[Figure dataset records]
------

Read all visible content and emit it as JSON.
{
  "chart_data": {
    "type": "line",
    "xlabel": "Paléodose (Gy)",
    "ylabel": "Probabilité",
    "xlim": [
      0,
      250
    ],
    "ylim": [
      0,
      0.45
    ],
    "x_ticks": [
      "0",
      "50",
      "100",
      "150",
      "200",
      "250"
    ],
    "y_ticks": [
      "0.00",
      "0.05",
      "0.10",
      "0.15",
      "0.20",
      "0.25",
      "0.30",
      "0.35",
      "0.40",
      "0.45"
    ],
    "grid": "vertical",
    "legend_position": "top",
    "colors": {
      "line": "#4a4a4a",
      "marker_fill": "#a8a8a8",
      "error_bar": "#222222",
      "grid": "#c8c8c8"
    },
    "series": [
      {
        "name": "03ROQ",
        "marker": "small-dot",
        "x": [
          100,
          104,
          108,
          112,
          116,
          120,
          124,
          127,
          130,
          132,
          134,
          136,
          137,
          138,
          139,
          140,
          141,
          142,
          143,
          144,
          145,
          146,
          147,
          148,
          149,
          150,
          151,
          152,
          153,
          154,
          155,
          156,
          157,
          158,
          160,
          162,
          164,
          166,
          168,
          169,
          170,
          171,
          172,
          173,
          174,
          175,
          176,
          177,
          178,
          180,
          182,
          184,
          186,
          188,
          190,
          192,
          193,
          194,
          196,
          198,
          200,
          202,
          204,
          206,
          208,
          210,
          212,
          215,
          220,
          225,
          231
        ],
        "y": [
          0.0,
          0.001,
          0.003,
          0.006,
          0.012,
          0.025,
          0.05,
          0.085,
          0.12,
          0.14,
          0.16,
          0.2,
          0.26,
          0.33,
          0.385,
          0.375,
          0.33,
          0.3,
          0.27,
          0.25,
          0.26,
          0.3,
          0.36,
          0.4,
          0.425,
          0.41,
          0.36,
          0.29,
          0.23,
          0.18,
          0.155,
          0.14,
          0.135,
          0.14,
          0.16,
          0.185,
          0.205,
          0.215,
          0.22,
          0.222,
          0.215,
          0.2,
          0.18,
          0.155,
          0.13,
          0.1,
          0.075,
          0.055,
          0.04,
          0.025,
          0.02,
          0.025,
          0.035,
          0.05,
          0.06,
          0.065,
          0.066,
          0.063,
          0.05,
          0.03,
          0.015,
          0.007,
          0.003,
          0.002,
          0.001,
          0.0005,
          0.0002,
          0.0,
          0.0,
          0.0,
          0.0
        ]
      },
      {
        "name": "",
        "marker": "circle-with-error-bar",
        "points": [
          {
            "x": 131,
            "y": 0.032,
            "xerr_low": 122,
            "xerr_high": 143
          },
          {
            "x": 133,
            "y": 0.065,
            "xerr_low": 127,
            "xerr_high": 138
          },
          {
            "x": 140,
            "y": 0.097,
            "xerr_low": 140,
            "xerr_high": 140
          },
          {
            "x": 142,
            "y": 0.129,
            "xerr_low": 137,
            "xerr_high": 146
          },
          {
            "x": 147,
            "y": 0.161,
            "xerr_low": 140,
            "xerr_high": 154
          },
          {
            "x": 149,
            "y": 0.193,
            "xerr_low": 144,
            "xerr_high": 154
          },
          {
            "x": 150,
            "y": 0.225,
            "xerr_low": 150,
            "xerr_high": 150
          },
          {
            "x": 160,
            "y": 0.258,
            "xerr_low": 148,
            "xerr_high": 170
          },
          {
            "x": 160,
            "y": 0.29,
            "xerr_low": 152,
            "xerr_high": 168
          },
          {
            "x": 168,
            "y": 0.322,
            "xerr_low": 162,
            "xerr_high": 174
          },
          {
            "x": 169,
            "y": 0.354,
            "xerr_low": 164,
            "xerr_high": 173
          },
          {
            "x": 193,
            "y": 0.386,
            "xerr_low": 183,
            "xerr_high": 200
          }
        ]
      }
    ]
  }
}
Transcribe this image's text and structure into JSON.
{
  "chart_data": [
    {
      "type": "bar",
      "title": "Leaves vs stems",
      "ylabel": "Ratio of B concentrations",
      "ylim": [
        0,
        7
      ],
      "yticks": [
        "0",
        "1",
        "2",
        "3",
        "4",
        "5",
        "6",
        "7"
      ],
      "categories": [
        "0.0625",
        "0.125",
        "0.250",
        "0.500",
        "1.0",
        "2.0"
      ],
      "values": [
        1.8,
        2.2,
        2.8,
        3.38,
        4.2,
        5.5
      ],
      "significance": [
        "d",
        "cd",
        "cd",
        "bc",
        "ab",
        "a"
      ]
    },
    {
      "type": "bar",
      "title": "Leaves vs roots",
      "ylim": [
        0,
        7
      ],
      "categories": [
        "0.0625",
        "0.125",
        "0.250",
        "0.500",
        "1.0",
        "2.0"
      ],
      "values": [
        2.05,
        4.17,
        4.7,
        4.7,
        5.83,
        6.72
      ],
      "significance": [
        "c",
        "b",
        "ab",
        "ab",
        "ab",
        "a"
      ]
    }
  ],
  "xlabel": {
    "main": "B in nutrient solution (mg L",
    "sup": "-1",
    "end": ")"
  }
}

------

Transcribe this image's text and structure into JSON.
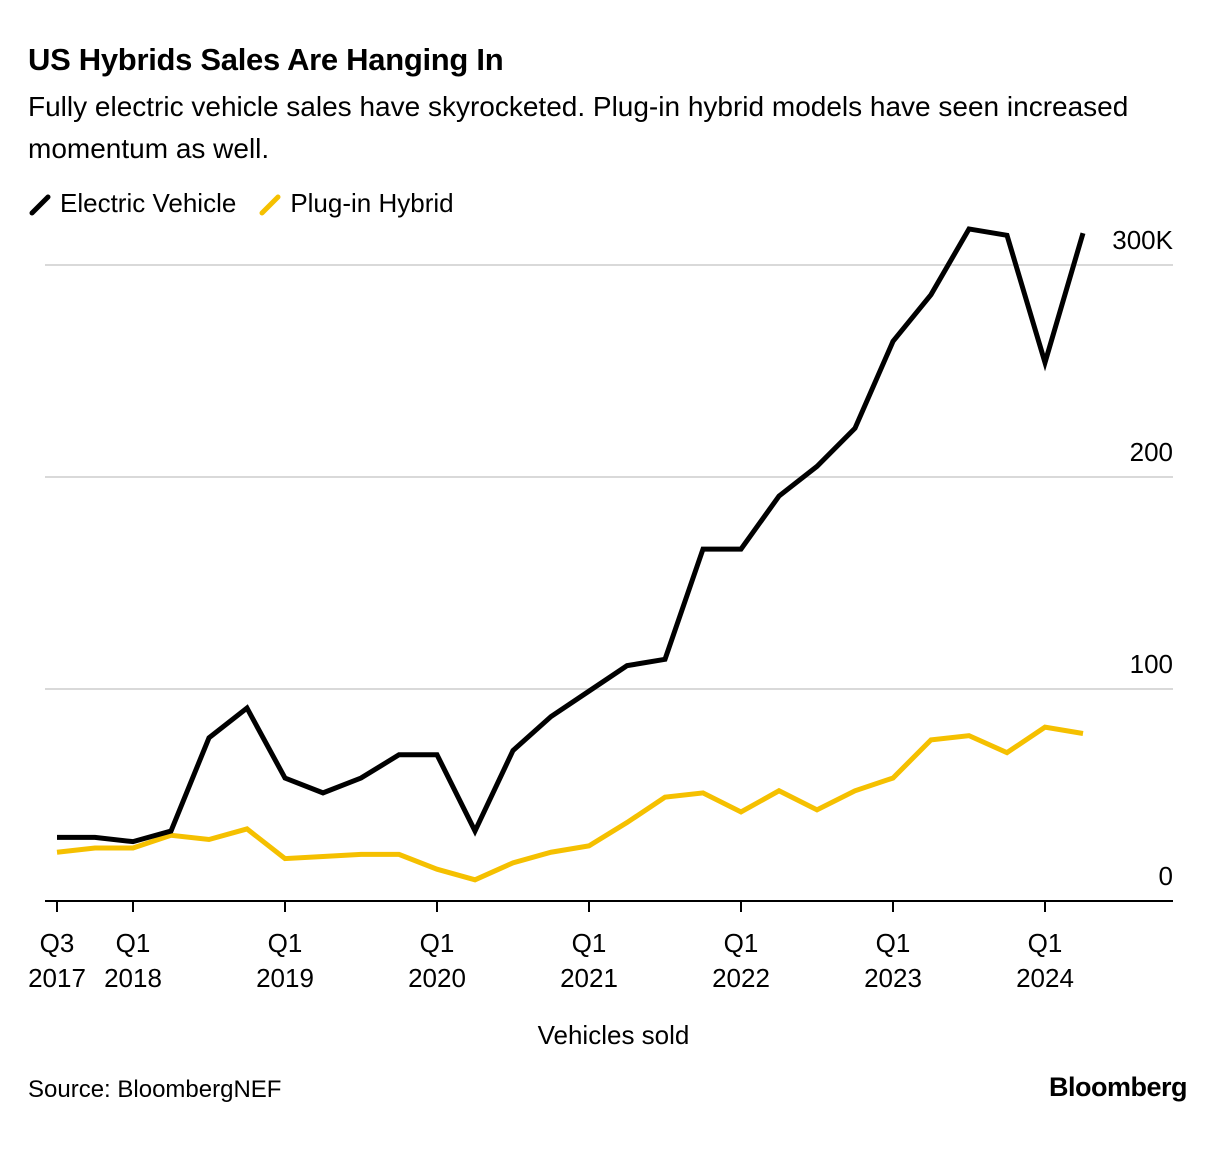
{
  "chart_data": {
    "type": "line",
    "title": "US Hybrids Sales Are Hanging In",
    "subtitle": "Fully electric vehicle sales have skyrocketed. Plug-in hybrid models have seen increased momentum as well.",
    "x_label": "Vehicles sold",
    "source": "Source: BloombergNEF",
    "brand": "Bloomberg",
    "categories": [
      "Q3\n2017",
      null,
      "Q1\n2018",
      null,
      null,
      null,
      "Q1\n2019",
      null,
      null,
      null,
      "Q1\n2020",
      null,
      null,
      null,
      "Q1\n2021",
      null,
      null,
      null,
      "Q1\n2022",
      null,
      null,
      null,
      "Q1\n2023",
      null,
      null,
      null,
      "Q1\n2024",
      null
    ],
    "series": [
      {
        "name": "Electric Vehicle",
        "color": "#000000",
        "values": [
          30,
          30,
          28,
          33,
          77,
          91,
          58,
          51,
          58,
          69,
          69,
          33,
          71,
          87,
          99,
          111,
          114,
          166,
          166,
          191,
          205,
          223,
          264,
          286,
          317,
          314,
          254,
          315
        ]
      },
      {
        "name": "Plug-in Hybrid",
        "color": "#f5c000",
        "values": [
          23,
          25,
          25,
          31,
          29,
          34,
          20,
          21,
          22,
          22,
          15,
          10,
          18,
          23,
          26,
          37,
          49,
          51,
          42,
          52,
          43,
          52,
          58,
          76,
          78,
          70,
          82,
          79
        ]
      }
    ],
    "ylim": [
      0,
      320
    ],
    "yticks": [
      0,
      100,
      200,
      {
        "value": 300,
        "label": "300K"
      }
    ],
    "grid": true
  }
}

------

* **GIVEN REQUEST**: Determine the count of lines in the data above with the string "name" in them, and give that count alone.

* **COMPLETED TASK**: 4